Stated goal >> Give every line back verbatim, dropping all images.

Input for this task >>
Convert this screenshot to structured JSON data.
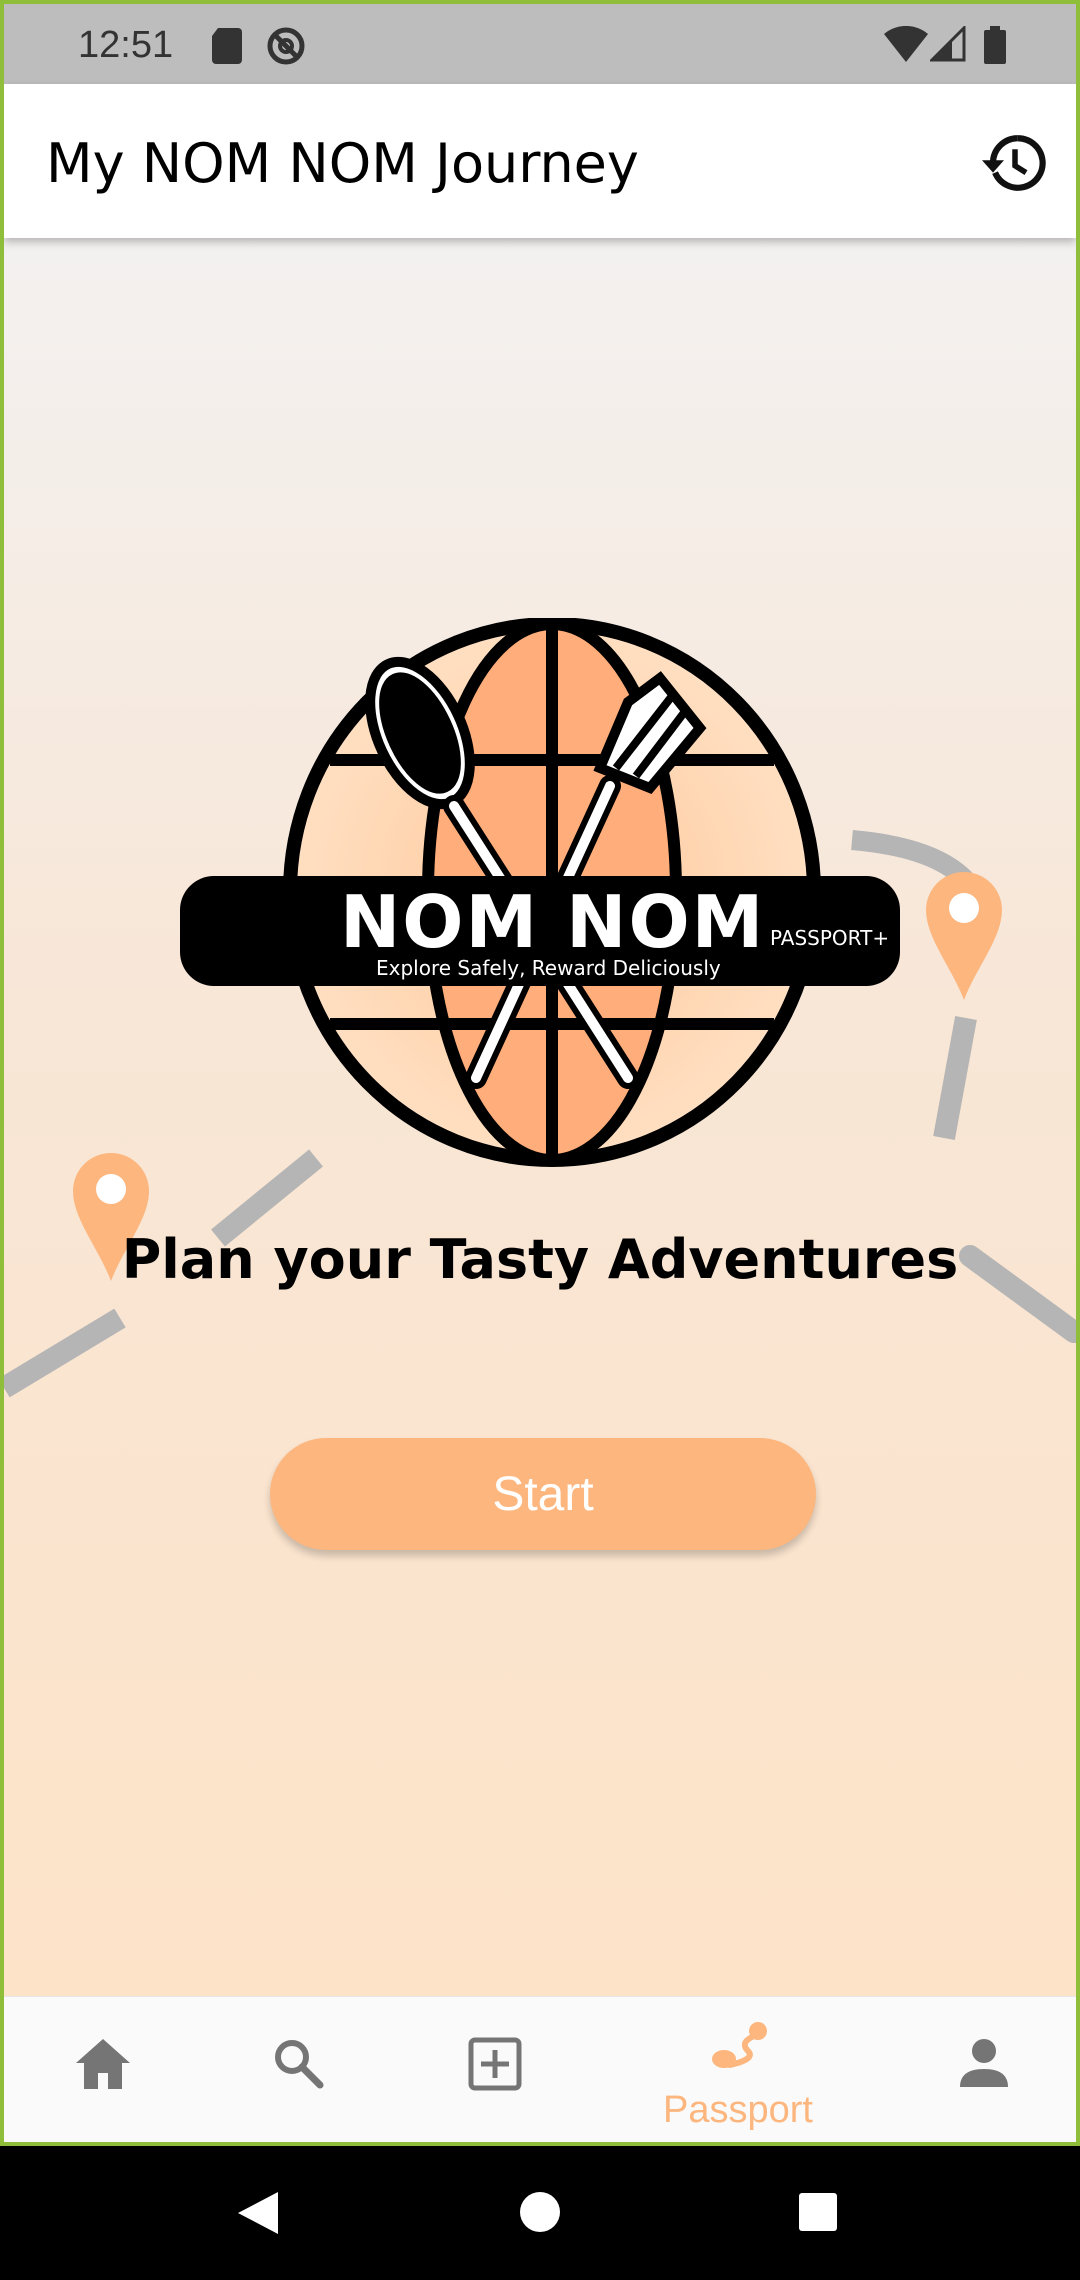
{
  "status_bar": {
    "time": "12:51",
    "icons": [
      "sd-card-icon",
      "do-not-disturb-icon",
      "wifi-icon",
      "signal-icon",
      "battery-icon"
    ]
  },
  "app_bar": {
    "title": "My NOM NOM Journey",
    "action_icon": "history-icon"
  },
  "logo": {
    "brand": "NOM NOM",
    "badge": "PASSPORT+",
    "slogan": "Explore Safely, Reward Deliciously"
  },
  "main": {
    "tagline": "Plan your Tasty Adventures",
    "start_label": "Start"
  },
  "bottom_nav": {
    "items": [
      {
        "icon": "home-icon",
        "label": ""
      },
      {
        "icon": "search-icon",
        "label": ""
      },
      {
        "icon": "add-box-icon",
        "label": ""
      },
      {
        "icon": "passport-route-icon",
        "label": "Passport",
        "active": true
      },
      {
        "icon": "person-icon",
        "label": ""
      }
    ]
  },
  "colors": {
    "accent": "#fcb67e",
    "icon_gray": "#757575",
    "pin_orange": "#fcb67e",
    "path_gray": "#b5b5b5"
  }
}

Reply >>
Convert this screenshot to structured JSON data.
{
  "status_bar": {
    "time": "12:51",
    "icons": [
      "sd-card-icon",
      "do-not-disturb-icon",
      "wifi-icon",
      "signal-icon",
      "battery-icon"
    ]
  },
  "app_bar": {
    "title": "My NOM NOM Journey",
    "action_icon": "history-icon"
  },
  "logo": {
    "brand": "NOM NOM",
    "badge": "PASSPORT+",
    "slogan": "Explore Safely, Reward Deliciously"
  },
  "main": {
    "tagline": "Plan your Tasty Adventures",
    "start_label": "Start"
  },
  "bottom_nav": {
    "items": [
      {
        "icon": "home-icon",
        "label": ""
      },
      {
        "icon": "search-icon",
        "label": ""
      },
      {
        "icon": "add-box-icon",
        "label": ""
      },
      {
        "icon": "passport-route-icon",
        "label": "Passport",
        "active": true
      },
      {
        "icon": "person-icon",
        "label": ""
      }
    ]
  },
  "colors": {
    "accent": "#fcb67e",
    "icon_gray": "#757575",
    "pin_orange": "#fcb67e",
    "path_gray": "#b5b5b5"
  }
}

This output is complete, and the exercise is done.